Gather all lines in the data that hold the string "ponentes".
— start of Records —
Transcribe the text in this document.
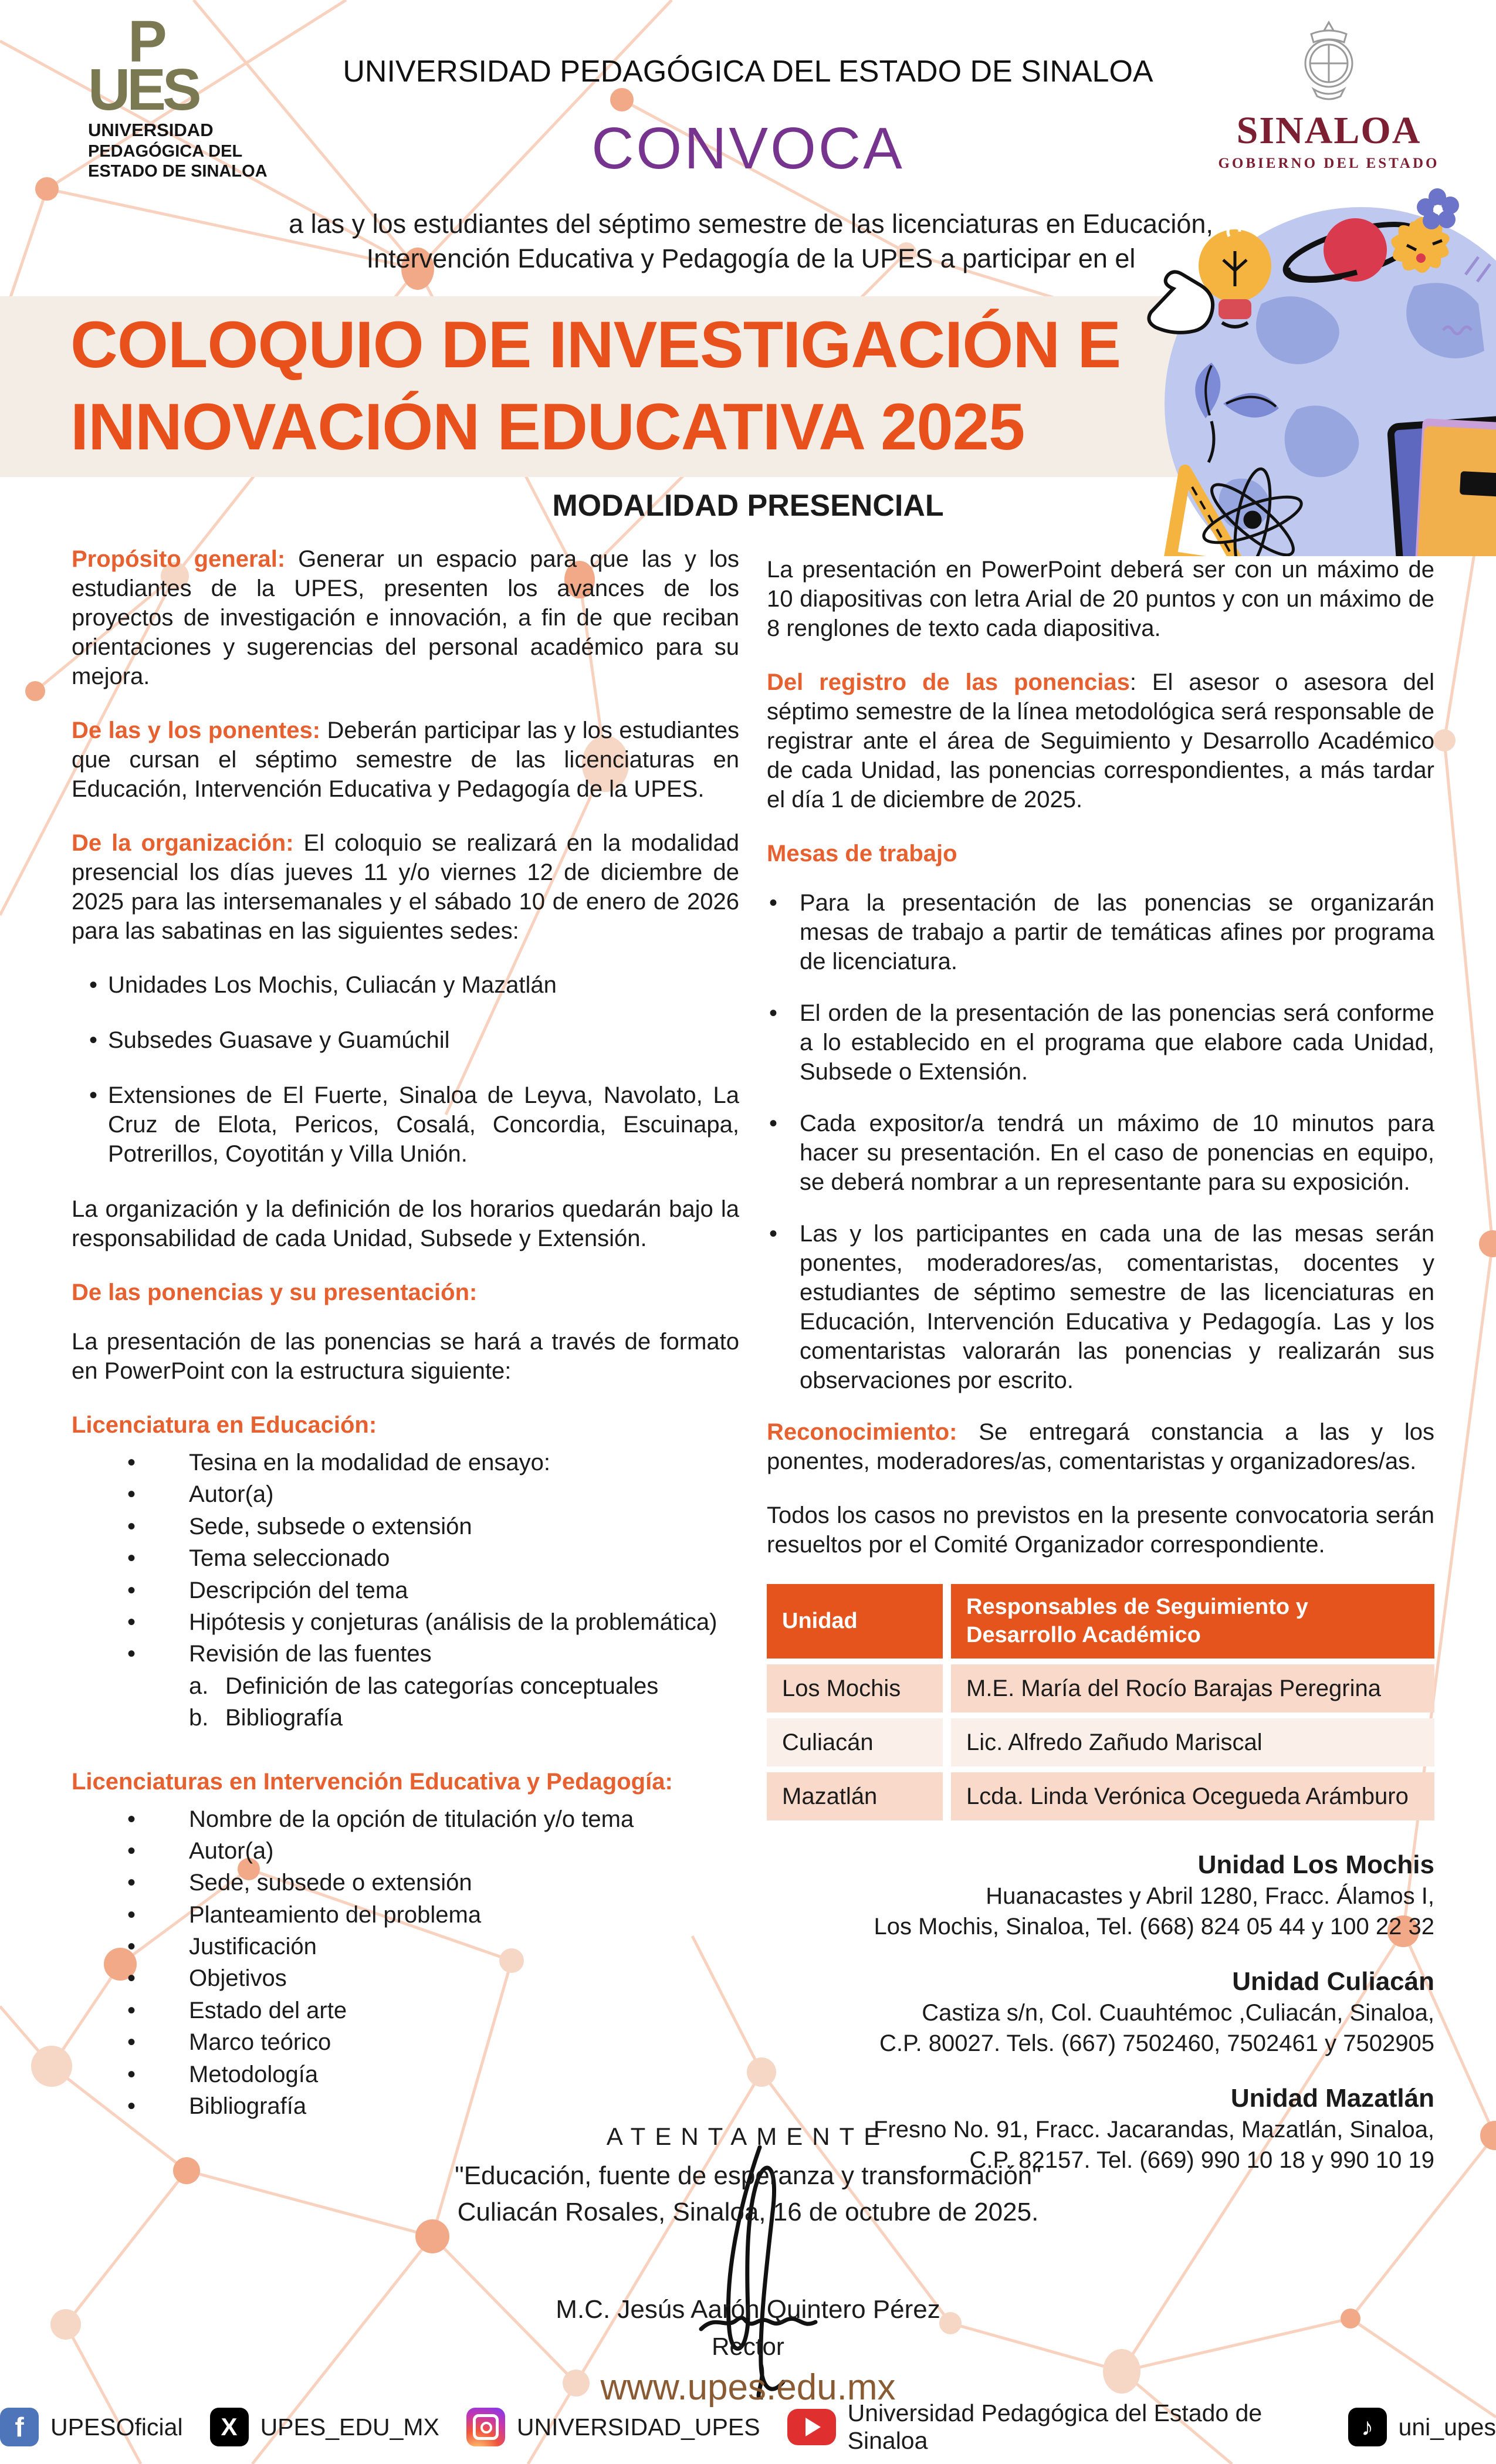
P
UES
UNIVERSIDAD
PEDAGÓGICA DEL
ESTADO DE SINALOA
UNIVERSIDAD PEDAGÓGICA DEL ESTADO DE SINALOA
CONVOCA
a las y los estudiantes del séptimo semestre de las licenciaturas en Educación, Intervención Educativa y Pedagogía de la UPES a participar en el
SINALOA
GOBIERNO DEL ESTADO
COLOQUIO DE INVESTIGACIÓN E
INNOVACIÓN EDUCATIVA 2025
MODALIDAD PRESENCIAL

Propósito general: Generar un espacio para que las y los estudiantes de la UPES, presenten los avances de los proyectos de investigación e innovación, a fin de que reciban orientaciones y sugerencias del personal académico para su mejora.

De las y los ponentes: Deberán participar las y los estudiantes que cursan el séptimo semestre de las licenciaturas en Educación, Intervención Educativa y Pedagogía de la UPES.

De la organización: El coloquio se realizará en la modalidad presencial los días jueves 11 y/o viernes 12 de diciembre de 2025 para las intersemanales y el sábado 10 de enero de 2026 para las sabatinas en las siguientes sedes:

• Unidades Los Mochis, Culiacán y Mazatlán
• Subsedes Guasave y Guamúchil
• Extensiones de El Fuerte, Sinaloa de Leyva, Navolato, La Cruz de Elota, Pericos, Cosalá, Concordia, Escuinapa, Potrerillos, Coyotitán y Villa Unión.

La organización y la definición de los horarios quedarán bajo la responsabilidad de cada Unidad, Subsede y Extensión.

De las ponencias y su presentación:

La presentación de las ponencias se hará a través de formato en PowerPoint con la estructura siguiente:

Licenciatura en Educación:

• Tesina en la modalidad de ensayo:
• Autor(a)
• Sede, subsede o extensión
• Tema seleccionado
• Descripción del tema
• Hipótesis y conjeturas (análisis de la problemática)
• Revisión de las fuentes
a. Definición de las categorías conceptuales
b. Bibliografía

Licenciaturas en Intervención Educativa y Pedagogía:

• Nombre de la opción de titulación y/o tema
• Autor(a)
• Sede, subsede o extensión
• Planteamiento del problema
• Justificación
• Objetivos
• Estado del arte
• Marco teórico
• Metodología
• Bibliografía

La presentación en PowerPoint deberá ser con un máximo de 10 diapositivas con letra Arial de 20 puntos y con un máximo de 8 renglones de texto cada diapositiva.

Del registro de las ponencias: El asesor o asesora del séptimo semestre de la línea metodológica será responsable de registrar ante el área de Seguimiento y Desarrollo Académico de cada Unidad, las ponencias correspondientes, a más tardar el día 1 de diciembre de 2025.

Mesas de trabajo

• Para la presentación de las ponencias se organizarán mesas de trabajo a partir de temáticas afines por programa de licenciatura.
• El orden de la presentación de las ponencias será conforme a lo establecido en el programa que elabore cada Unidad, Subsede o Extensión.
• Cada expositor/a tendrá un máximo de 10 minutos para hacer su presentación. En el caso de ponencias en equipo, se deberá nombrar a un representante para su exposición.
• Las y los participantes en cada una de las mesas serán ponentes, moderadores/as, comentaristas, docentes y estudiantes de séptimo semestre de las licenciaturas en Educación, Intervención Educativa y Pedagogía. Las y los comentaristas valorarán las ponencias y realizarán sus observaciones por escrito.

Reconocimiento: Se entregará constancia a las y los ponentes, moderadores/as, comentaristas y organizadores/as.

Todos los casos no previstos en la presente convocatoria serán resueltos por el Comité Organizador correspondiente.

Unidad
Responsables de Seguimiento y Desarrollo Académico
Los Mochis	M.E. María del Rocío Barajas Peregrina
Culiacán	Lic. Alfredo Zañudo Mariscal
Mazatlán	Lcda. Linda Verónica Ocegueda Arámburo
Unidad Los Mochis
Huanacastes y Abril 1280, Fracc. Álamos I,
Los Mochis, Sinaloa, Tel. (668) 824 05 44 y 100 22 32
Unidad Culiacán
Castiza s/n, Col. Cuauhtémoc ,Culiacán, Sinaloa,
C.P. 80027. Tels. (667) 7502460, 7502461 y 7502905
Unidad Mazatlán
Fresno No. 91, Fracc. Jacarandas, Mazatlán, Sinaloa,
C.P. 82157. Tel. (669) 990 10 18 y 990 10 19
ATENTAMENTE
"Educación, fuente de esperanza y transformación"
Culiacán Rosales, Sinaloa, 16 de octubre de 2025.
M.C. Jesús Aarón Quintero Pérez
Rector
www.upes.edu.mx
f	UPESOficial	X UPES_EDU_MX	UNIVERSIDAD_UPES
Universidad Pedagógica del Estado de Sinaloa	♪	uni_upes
— end of Records —
Response:
De las y los ponentes: Deberán participar las y los estudiantes que cursan el séptimo semestre de las licenciaturas en Educación, Intervención Educativa y Pedagogía de la UPES.
• Las y los participantes en cada una de las mesas serán ponentes, moderadores/as, comentaristas, docentes y estudiantes de séptimo semestre de las licenciaturas en Educación, Intervención Educativa y Pedagogía. Las y los comentaristas valorarán las ponencias y realizarán sus observaciones por escrito.
Reconocimiento: Se entregará constancia a las y los ponentes, moderadores/as, comentaristas y organizadores/as.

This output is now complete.